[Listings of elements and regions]
* * * * *

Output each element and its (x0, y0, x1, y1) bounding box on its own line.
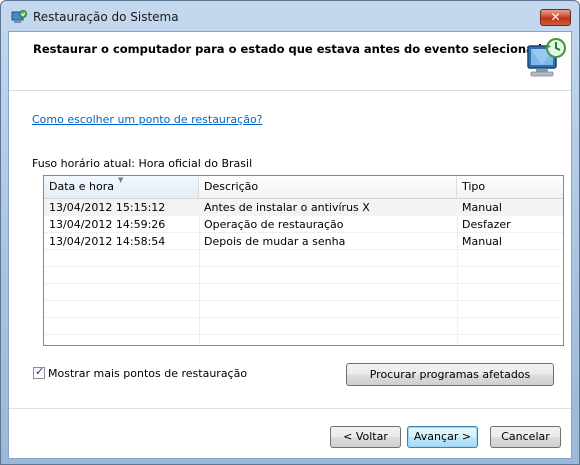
row-date: 13/04/2012 14:59:26 (49, 218, 166, 231)
column-label: Descrição (204, 180, 259, 193)
row-description: Operação de restauração (204, 218, 344, 231)
footer-divider (9, 408, 571, 409)
next-button[interactable]: Avançar > (407, 426, 478, 448)
row-description: Depois de mudar a senha (204, 235, 346, 248)
row-type: Manual (462, 235, 502, 248)
show-more-checkbox[interactable]: ✓ (33, 365, 45, 379)
row-type: Manual (462, 201, 502, 214)
help-link[interactable]: Como escolher um ponto de restauração? (32, 113, 263, 126)
dialog-content: Restaurar o computador para o estado que… (8, 31, 572, 459)
checkmark-icon: ✓ (35, 365, 45, 378)
show-more-label[interactable]: Mostrar mais pontos de restauração (48, 367, 247, 380)
show-more-checkbox-row[interactable]: ✓ Mostrar mais pontos de restauração (33, 365, 247, 380)
row-description: Antes de instalar o antivírus X (204, 201, 370, 214)
restore-points-list[interactable]: ▼ Data e hora Descrição Tipo 13/04/2012 … (43, 175, 564, 346)
system-restore-window: Restauração do Sistema ✕ Restaurar o com… (0, 0, 580, 465)
table-row[interactable]: 13/04/2012 14:58:54 Depois de mudar a se… (44, 233, 563, 250)
header-divider (9, 90, 571, 91)
column-header-date[interactable]: ▼ Data e hora (44, 176, 199, 198)
column-header-description[interactable]: Descrição (199, 176, 457, 198)
page-heading: Restaurar o computador para o estado que… (33, 42, 550, 56)
row-type: Desfazer (462, 218, 511, 231)
column-header-type[interactable]: Tipo (457, 176, 563, 198)
sort-arrow-icon: ▼ (118, 176, 124, 184)
row-date: 13/04/2012 15:15:12 (49, 201, 166, 214)
computer-restore-icon (527, 38, 566, 77)
timezone-label: Fuso horário atual: Hora oficial do Bras… (32, 157, 253, 170)
back-button[interactable]: < Voltar (330, 426, 401, 448)
cancel-button[interactable]: Cancelar (490, 426, 561, 448)
close-icon: ✕ (550, 10, 561, 24)
list-header: ▼ Data e hora Descrição Tipo (44, 176, 563, 199)
scan-affected-programs-button[interactable]: Procurar programas afetados (346, 363, 554, 386)
system-restore-icon (11, 10, 27, 23)
window-title: Restauração do Sistema (33, 10, 179, 24)
table-row[interactable]: 13/04/2012 14:59:26 Operação de restaura… (44, 216, 563, 233)
table-row[interactable]: 13/04/2012 15:15:12 Antes de instalar o … (44, 199, 563, 216)
close-button[interactable]: ✕ (540, 9, 571, 26)
row-date: 13/04/2012 14:58:54 (49, 235, 166, 248)
column-label: Tipo (462, 180, 486, 193)
title-bar[interactable]: Restauração do Sistema ✕ (1, 1, 579, 31)
column-label: Data e hora (49, 180, 114, 193)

* * * * *

Reproduce the lines of every item above word for word, omitting the pictures.

Output each element and its (x0, y0, x1, y1) bounding box on its own line.
row-date: 13/04/2012 14:59:26 (49, 218, 166, 231)
column-label: Descrição (204, 180, 259, 193)
row-description: Operação de restauração (204, 218, 344, 231)
footer-divider (9, 408, 571, 409)
next-button[interactable]: Avançar > (407, 426, 478, 448)
row-description: Depois de mudar a senha (204, 235, 346, 248)
row-type: Manual (462, 235, 502, 248)
show-more-checkbox[interactable]: ✓ (33, 365, 45, 379)
row-type: Manual (462, 201, 502, 214)
help-link[interactable]: Como escolher um ponto de restauração? (32, 113, 263, 126)
dialog-content: Restaurar o computador para o estado que… (8, 31, 572, 459)
checkmark-icon: ✓ (35, 365, 45, 378)
show-more-label[interactable]: Mostrar mais pontos de restauração (48, 367, 247, 380)
show-more-checkbox-row[interactable]: ✓ Mostrar mais pontos de restauração (33, 365, 247, 380)
row-description: Antes de instalar o antivírus X (204, 201, 370, 214)
restore-points-list[interactable]: ▼ Data e hora Descrição Tipo 13/04/2012 … (43, 175, 564, 346)
system-restore-window: Restauração do Sistema ✕ Restaurar o com… (0, 0, 580, 465)
table-row[interactable]: 13/04/2012 14:58:54 Depois de mudar a se… (44, 233, 563, 250)
header-divider (9, 90, 571, 91)
column-header-date[interactable]: ▼ Data e hora (44, 176, 199, 198)
column-header-description[interactable]: Descrição (199, 176, 457, 198)
page-heading: Restaurar o computador para o estado que… (33, 42, 550, 56)
row-type: Desfazer (462, 218, 511, 231)
column-header-type[interactable]: Tipo (457, 176, 563, 198)
sort-arrow-icon: ▼ (118, 176, 124, 184)
row-date: 13/04/2012 15:15:12 (49, 201, 166, 214)
computer-restore-icon (527, 38, 566, 77)
timezone-label: Fuso horário atual: Hora oficial do Bras… (32, 157, 253, 170)
back-button[interactable]: < Voltar (330, 426, 401, 448)
cancel-button[interactable]: Cancelar (490, 426, 561, 448)
close-icon: ✕ (550, 10, 561, 24)
list-header: ▼ Data e hora Descrição Tipo (44, 176, 563, 199)
scan-affected-programs-button[interactable]: Procurar programas afetados (346, 363, 554, 386)
system-restore-icon (11, 10, 27, 23)
window-title: Restauração do Sistema (33, 10, 179, 24)
table-row[interactable]: 13/04/2012 14:59:26 Operação de restaura… (44, 216, 563, 233)
table-row[interactable]: 13/04/2012 15:15:12 Antes de instalar o … (44, 199, 563, 216)
close-button[interactable]: ✕ (540, 9, 571, 26)
row-date: 13/04/2012 14:58:54 (49, 235, 166, 248)
column-label: Tipo (462, 180, 486, 193)
title-bar[interactable]: Restauração do Sistema ✕ (1, 1, 579, 31)
column-label: Data e hora (49, 180, 114, 193)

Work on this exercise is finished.